#### WRITTEN REQUEST:
Give the data again, word for word.

#### EXERCISE INPUTS:
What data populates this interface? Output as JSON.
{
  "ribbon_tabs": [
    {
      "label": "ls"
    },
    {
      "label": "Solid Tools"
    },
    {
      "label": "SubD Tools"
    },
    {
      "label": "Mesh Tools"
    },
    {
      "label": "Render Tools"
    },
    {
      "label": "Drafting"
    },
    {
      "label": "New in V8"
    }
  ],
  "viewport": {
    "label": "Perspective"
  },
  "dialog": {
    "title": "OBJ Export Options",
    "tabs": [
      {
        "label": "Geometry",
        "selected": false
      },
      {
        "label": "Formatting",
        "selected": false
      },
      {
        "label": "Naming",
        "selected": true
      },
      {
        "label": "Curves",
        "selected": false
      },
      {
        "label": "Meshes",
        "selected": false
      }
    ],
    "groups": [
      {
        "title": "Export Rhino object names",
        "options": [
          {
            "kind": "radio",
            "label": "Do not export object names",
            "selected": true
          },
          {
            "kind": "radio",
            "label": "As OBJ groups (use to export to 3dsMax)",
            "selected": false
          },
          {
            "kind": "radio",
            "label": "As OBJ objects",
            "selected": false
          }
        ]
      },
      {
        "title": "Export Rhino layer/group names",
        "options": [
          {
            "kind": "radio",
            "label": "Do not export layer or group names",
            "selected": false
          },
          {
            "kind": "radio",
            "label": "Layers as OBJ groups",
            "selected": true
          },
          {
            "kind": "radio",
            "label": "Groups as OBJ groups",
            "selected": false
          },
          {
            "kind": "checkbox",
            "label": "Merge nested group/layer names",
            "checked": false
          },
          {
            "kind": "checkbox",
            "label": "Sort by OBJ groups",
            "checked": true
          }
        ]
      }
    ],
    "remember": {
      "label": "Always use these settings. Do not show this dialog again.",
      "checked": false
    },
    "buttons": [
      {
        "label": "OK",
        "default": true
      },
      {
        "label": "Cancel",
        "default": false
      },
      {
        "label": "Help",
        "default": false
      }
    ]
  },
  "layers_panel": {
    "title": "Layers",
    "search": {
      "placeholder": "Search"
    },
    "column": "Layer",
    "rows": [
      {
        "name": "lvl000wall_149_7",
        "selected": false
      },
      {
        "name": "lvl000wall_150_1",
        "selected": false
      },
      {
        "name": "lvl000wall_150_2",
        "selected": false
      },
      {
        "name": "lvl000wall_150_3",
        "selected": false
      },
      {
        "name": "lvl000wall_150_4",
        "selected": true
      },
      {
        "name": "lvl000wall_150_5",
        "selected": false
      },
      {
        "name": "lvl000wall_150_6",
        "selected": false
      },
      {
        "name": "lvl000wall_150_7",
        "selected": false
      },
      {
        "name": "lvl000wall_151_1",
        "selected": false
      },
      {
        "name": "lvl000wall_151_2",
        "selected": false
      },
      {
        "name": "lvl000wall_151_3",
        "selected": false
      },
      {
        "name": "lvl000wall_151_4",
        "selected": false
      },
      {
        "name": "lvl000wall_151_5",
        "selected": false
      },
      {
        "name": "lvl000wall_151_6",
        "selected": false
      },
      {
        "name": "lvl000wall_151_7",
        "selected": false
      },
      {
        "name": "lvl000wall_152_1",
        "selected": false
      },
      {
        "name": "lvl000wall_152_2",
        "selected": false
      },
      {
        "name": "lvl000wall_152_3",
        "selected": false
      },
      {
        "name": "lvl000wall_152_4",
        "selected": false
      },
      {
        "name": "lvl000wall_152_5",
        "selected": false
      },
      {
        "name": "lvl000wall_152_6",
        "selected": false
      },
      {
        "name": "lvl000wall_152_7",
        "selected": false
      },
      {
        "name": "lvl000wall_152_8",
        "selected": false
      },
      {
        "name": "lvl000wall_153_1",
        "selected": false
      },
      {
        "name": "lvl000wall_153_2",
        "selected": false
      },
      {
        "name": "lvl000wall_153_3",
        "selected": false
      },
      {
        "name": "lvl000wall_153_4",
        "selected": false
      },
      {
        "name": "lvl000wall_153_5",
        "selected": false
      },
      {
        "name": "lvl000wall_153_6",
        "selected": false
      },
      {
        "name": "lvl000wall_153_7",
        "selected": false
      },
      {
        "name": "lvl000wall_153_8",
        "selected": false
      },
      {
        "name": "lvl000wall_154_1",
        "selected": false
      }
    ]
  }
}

#### WORKED ANSWER:
What data populates this interface? Output as JSON.
{
  "ribbon_tabs": [
    {
      "label": "ls"
    },
    {
      "label": "Solid Tools"
    },
    {
      "label": "SubD Tools"
    },
    {
      "label": "Mesh Tools"
    },
    {
      "label": "Render Tools"
    },
    {
      "label": "Drafting"
    },
    {
      "label": "New in V8"
    }
  ],
  "viewport": {
    "label": "Perspective"
  },
  "dialog": {
    "title": "OBJ Export Options",
    "tabs": [
      {
        "label": "Geometry",
        "selected": false
      },
      {
        "label": "Formatting",
        "selected": false
      },
      {
        "label": "Naming",
        "selected": true
      },
      {
        "label": "Curves",
        "selected": false
      },
      {
        "label": "Meshes",
        "selected": false
      }
    ],
    "groups": [
      {
        "title": "Export Rhino object names",
        "options": [
          {
            "kind": "radio",
            "label": "Do not export object names",
            "selected": true
          },
          {
            "kind": "radio",
            "label": "As OBJ groups (use to export to 3dsMax)",
            "selected": false
          },
          {
            "kind": "radio",
            "label": "As OBJ objects",
            "selected": false
          }
        ]
      },
      {
        "title": "Export Rhino layer/group names",
        "options": [
          {
            "kind": "radio",
            "label": "Do not export layer or group names",
            "selected": false
          },
          {
            "kind": "radio",
            "label": "Layers as OBJ groups",
            "selected": true
          },
          {
            "kind": "radio",
            "label": "Groups as OBJ groups",
            "selected": false
          },
          {
            "kind": "checkbox",
            "label": "Merge nested group/layer names",
            "checked": false
          },
          {
            "kind": "checkbox",
            "label": "Sort by OBJ groups",
            "checked": true
          }
        ]
      }
    ],
    "remember": {
      "label": "Always use these settings. Do not show this dialog again.",
      "checked": false
    },
    "buttons": [
      {
        "label": "OK",
        "default": true
      },
      {
        "label": "Cancel",
        "default": false
      },
      {
        "label": "Help",
        "default": false
      }
    ]
  },
  "layers_panel": {
    "title": "Layers",
    "search": {
      "placeholder": "Search"
    },
    "column": "Layer",
    "rows": [
      {
        "name": "lvl000wall_149_7",
        "selected": false
      },
      {
        "name": "lvl000wall_150_1",
        "selected": false
      },
      {
        "name": "lvl000wall_150_2",
        "selected": false
      },
      {
        "name": "lvl000wall_150_3",
        "selected": false
      },
      {
        "name": "lvl000wall_150_4",
        "selected": true
      },
      {
        "name": "lvl000wall_150_5",
        "selected": false
      },
      {
        "name": "lvl000wall_150_6",
        "selected": false
      },
      {
        "name": "lvl000wall_150_7",
        "selected": false
      },
      {
        "name": "lvl000wall_151_1",
        "selected": false
      },
      {
        "name": "lvl000wall_151_2",
        "selected": false
      },
      {
        "name": "lvl000wall_151_3",
        "selected": false
      },
      {
        "name": "lvl000wall_151_4",
        "selected": false
      },
      {
        "name": "lvl000wall_151_5",
        "selected": false
      },
      {
        "name": "lvl000wall_151_6",
        "selected": false
      },
      {
        "name": "lvl000wall_151_7",
        "selected": false
      },
      {
        "name": "lvl000wall_152_1",
        "selected": false
      },
      {
        "name": "lvl000wall_152_2",
        "selected": false
      },
      {
        "name": "lvl000wall_152_3",
        "selected": false
      },
      {
        "name": "lvl000wall_152_4",
        "selected": false
      },
      {
        "name": "lvl000wall_152_5",
        "selected": false
      },
      {
        "name": "lvl000wall_152_6",
        "selected": false
      },
      {
        "name": "lvl000wall_152_7",
        "selected": false
      },
      {
        "name": "lvl000wall_152_8",
        "selected": false
      },
      {
        "name": "lvl000wall_153_1",
        "selected": false
      },
      {
        "name": "lvl000wall_153_2",
        "selected": false
      },
      {
        "name": "lvl000wall_153_3",
        "selected": false
      },
      {
        "name": "lvl000wall_153_4",
        "selected": false
      },
      {
        "name": "lvl000wall_153_5",
        "selected": false
      },
      {
        "name": "lvl000wall_153_6",
        "selected": false
      },
      {
        "name": "lvl000wall_153_7",
        "selected": false
      },
      {
        "name": "lvl000wall_153_8",
        "selected": false
      },
      {
        "name": "lvl000wall_154_1",
        "selected": false
      }
    ]
  }
}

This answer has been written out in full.